* **OBJECTIVE**
Change every "bookmark-ribbon-icon" in the data to "bookmark-marker-icon", then write out all the lines again with nothing else altered. Leave the pictures out.

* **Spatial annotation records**

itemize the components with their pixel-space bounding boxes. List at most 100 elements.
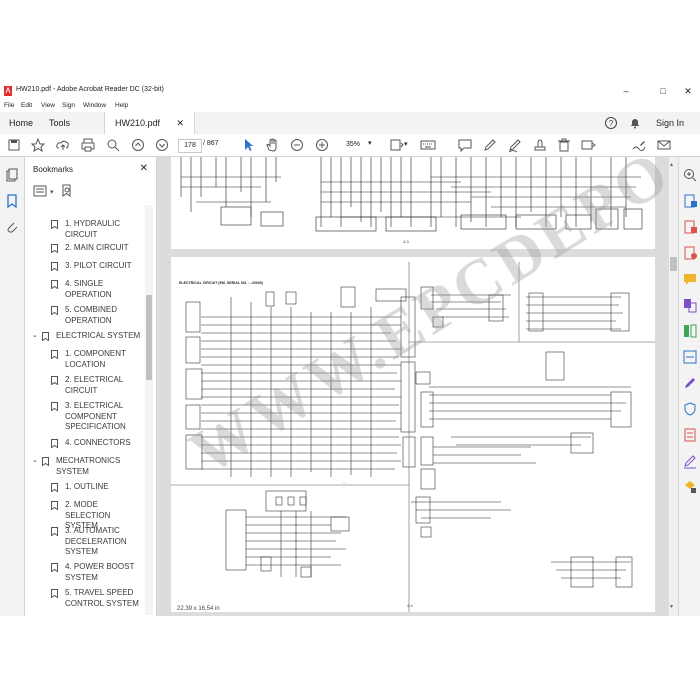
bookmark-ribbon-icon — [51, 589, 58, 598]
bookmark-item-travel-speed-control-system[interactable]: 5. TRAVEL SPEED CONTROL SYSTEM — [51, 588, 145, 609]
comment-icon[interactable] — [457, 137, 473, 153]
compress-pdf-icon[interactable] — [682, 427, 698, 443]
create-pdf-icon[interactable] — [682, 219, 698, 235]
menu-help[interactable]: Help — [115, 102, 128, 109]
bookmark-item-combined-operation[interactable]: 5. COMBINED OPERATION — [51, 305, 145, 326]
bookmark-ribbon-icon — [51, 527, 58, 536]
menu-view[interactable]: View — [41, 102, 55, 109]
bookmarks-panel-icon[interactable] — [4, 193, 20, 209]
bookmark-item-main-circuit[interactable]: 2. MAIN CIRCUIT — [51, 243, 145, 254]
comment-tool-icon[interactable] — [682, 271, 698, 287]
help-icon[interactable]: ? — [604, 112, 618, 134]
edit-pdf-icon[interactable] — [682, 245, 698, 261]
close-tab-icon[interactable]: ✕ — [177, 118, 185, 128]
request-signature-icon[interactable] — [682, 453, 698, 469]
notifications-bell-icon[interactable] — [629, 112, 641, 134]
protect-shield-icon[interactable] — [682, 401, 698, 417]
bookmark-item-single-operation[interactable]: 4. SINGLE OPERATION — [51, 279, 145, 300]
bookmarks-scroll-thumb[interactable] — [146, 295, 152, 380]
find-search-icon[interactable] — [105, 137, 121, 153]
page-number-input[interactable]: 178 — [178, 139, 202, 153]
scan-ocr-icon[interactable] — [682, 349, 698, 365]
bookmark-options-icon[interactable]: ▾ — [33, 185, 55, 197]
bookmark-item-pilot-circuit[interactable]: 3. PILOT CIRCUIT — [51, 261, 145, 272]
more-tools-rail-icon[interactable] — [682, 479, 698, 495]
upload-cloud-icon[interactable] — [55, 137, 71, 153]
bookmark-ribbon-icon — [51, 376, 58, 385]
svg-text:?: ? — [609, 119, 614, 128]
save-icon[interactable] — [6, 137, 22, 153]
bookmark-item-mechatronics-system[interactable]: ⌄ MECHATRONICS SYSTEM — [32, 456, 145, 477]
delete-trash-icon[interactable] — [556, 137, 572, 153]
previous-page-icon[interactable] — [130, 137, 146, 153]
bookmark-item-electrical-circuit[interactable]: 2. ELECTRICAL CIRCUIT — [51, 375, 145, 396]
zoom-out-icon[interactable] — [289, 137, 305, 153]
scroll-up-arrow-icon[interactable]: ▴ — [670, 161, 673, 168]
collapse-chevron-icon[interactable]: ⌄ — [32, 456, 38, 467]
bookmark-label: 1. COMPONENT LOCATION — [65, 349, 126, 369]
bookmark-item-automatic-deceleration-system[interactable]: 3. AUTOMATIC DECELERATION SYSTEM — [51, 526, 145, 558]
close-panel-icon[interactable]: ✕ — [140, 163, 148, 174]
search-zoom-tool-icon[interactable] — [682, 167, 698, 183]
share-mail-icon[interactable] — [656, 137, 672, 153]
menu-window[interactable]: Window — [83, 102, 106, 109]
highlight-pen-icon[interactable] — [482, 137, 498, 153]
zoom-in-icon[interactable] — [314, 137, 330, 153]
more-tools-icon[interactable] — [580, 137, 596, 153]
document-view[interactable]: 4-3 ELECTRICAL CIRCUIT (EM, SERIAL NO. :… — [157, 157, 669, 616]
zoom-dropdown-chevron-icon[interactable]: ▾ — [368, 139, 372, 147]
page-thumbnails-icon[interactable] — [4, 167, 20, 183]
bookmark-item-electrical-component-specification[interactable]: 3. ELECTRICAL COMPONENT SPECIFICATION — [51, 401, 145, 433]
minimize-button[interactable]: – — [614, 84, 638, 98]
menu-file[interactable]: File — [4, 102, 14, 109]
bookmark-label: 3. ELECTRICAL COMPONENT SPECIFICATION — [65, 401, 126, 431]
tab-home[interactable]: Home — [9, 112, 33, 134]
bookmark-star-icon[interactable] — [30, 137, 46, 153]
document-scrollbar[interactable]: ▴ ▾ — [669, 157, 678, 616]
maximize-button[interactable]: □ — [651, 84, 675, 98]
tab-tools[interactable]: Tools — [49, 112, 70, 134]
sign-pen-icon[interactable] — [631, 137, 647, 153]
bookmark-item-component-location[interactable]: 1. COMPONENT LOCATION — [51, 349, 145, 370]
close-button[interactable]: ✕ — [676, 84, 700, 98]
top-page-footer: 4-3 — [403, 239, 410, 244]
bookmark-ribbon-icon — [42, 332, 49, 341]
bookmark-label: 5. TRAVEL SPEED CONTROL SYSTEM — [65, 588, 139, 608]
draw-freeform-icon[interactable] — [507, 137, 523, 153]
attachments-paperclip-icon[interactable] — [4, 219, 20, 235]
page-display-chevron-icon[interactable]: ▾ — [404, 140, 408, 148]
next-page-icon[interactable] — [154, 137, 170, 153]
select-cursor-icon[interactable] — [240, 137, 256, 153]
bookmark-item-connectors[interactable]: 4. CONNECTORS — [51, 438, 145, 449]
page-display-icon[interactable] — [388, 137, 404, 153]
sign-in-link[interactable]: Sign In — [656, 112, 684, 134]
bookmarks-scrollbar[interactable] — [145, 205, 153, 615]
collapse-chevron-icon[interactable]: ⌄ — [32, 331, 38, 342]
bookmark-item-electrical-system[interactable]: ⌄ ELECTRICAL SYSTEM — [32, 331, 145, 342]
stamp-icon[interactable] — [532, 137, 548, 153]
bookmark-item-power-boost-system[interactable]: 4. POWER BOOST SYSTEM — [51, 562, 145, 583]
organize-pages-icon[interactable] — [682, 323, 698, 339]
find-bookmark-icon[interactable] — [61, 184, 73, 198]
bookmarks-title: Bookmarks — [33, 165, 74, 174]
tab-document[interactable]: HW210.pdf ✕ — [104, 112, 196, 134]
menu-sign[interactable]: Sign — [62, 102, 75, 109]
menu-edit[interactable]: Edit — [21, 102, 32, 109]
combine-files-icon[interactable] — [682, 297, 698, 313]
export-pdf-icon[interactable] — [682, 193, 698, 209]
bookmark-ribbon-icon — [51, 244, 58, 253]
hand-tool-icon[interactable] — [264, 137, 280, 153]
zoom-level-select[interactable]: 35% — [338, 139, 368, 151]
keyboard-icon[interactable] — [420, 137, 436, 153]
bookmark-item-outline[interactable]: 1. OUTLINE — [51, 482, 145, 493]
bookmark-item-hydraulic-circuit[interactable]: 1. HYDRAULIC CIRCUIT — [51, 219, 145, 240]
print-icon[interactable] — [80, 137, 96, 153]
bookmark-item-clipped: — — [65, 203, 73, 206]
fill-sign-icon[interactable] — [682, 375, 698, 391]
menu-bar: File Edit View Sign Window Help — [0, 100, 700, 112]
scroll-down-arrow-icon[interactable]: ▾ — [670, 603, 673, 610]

* **CORRECT RESULT**
itemize the components with their pixel-space bounding boxes. List at most 100 elements.
bookmark-marker-icon — [51, 589, 58, 598]
bookmark-item-travel-speed-control-system[interactable]: 5. TRAVEL SPEED CONTROL SYSTEM — [51, 588, 145, 609]
comment-icon[interactable] — [457, 137, 473, 153]
compress-pdf-icon[interactable] — [682, 427, 698, 443]
create-pdf-icon[interactable] — [682, 219, 698, 235]
menu-help[interactable]: Help — [115, 102, 128, 109]
bookmark-item-combined-operation[interactable]: 5. COMBINED OPERATION — [51, 305, 145, 326]
bookmark-marker-icon — [51, 527, 58, 536]
menu-view[interactable]: View — [41, 102, 55, 109]
bookmarks-panel-icon[interactable] — [4, 193, 20, 209]
bookmark-item-main-circuit[interactable]: 2. MAIN CIRCUIT — [51, 243, 145, 254]
comment-tool-icon[interactable] — [682, 271, 698, 287]
help-icon[interactable]: ? — [604, 112, 618, 134]
edit-pdf-icon[interactable] — [682, 245, 698, 261]
close-tab-icon[interactable]: ✕ — [177, 118, 185, 128]
request-signature-icon[interactable] — [682, 453, 698, 469]
notifications-bell-icon[interactable] — [629, 112, 641, 134]
protect-shield-icon[interactable] — [682, 401, 698, 417]
bookmark-item-single-operation[interactable]: 4. SINGLE OPERATION — [51, 279, 145, 300]
bookmarks-scroll-thumb[interactable] — [146, 295, 152, 380]
find-search-icon[interactable] — [105, 137, 121, 153]
page-number-input[interactable]: 178 — [178, 139, 202, 153]
scan-ocr-icon[interactable] — [682, 349, 698, 365]
bookmark-options-icon[interactable]: ▾ — [33, 185, 55, 197]
bookmark-item-pilot-circuit[interactable]: 3. PILOT CIRCUIT — [51, 261, 145, 272]
more-tools-rail-icon[interactable] — [682, 479, 698, 495]
upload-cloud-icon[interactable] — [55, 137, 71, 153]
bookmark-marker-icon — [51, 376, 58, 385]
svg-text:?: ? — [609, 119, 614, 128]
save-icon[interactable] — [6, 137, 22, 153]
bookmark-item-mechatronics-system[interactable]: ⌄ MECHATRONICS SYSTEM — [32, 456, 145, 477]
delete-trash-icon[interactable] — [556, 137, 572, 153]
previous-page-icon[interactable] — [130, 137, 146, 153]
bookmark-item-electrical-circuit[interactable]: 2. ELECTRICAL CIRCUIT — [51, 375, 145, 396]
zoom-out-icon[interactable] — [289, 137, 305, 153]
scroll-up-arrow-icon[interactable]: ▴ — [670, 161, 673, 168]
collapse-chevron-icon[interactable]: ⌄ — [32, 456, 38, 467]
bookmark-label: 1. COMPONENT LOCATION — [65, 349, 126, 369]
bookmark-item-automatic-deceleration-system[interactable]: 3. AUTOMATIC DECELERATION SYSTEM — [51, 526, 145, 558]
close-panel-icon[interactable]: ✕ — [140, 163, 148, 174]
search-zoom-tool-icon[interactable] — [682, 167, 698, 183]
share-mail-icon[interactable] — [656, 137, 672, 153]
menu-window[interactable]: Window — [83, 102, 106, 109]
highlight-pen-icon[interactable] — [482, 137, 498, 153]
zoom-in-icon[interactable] — [314, 137, 330, 153]
more-tools-icon[interactable] — [580, 137, 596, 153]
document-view[interactable]: 4-3 ELECTRICAL CIRCUIT (EM, SERIAL NO. :… — [157, 157, 669, 616]
zoom-dropdown-chevron-icon[interactable]: ▾ — [368, 139, 372, 147]
page-thumbnails-icon[interactable] — [4, 167, 20, 183]
bookmark-item-electrical-component-specification[interactable]: 3. ELECTRICAL COMPONENT SPECIFICATION — [51, 401, 145, 433]
minimize-button[interactable]: – — [614, 84, 638, 98]
menu-file[interactable]: File — [4, 102, 14, 109]
bookmark-label: 3. ELECTRICAL COMPONENT SPECIFICATION — [65, 401, 126, 431]
tab-home[interactable]: Home — [9, 112, 33, 134]
bookmark-star-icon[interactable] — [30, 137, 46, 153]
document-scrollbar[interactable]: ▴ ▾ — [669, 157, 678, 616]
maximize-button[interactable]: □ — [651, 84, 675, 98]
tab-tools[interactable]: Tools — [49, 112, 70, 134]
sign-pen-icon[interactable] — [631, 137, 647, 153]
bookmark-item-component-location[interactable]: 1. COMPONENT LOCATION — [51, 349, 145, 370]
close-button[interactable]: ✕ — [676, 84, 700, 98]
top-page-footer: 4-3 — [403, 239, 410, 244]
bookmark-marker-icon — [42, 332, 49, 341]
bookmark-label: 5. TRAVEL SPEED CONTROL SYSTEM — [65, 588, 139, 608]
draw-freeform-icon[interactable] — [507, 137, 523, 153]
attachments-paperclip-icon[interactable] — [4, 219, 20, 235]
page-display-chevron-icon[interactable]: ▾ — [404, 140, 408, 148]
next-page-icon[interactable] — [154, 137, 170, 153]
select-cursor-icon[interactable] — [240, 137, 256, 153]
bookmark-item-connectors[interactable]: 4. CONNECTORS — [51, 438, 145, 449]
page-display-icon[interactable] — [388, 137, 404, 153]
sign-in-link[interactable]: Sign In — [656, 112, 684, 134]
bookmarks-scrollbar[interactable] — [145, 205, 153, 615]
collapse-chevron-icon[interactable]: ⌄ — [32, 331, 38, 342]
bookmark-item-electrical-system[interactable]: ⌄ ELECTRICAL SYSTEM — [32, 331, 145, 342]
stamp-icon[interactable] — [532, 137, 548, 153]
bookmark-item-power-boost-system[interactable]: 4. POWER BOOST SYSTEM — [51, 562, 145, 583]
organize-pages-icon[interactable] — [682, 323, 698, 339]
find-bookmark-icon[interactable] — [61, 184, 73, 198]
bookmarks-title: Bookmarks — [33, 165, 74, 174]
tab-document[interactable]: HW210.pdf ✕ — [104, 112, 196, 134]
menu-sign[interactable]: Sign — [62, 102, 75, 109]
menu-edit[interactable]: Edit — [21, 102, 32, 109]
combine-files-icon[interactable] — [682, 297, 698, 313]
export-pdf-icon[interactable] — [682, 193, 698, 209]
bookmark-marker-icon — [51, 244, 58, 253]
hand-tool-icon[interactable] — [264, 137, 280, 153]
zoom-level-select[interactable]: 35% — [338, 139, 368, 151]
keyboard-icon[interactable] — [420, 137, 436, 153]
bookmark-item-outline[interactable]: 1. OUTLINE — [51, 482, 145, 493]
bookmark-item-hydraulic-circuit[interactable]: 1. HYDRAULIC CIRCUIT — [51, 219, 145, 240]
print-icon[interactable] — [80, 137, 96, 153]
bookmark-item-clipped: — — [65, 203, 73, 206]
fill-sign-icon[interactable] — [682, 375, 698, 391]
menu-bar: File Edit View Sign Window Help — [0, 100, 700, 112]
scroll-down-arrow-icon[interactable]: ▾ — [670, 603, 673, 610]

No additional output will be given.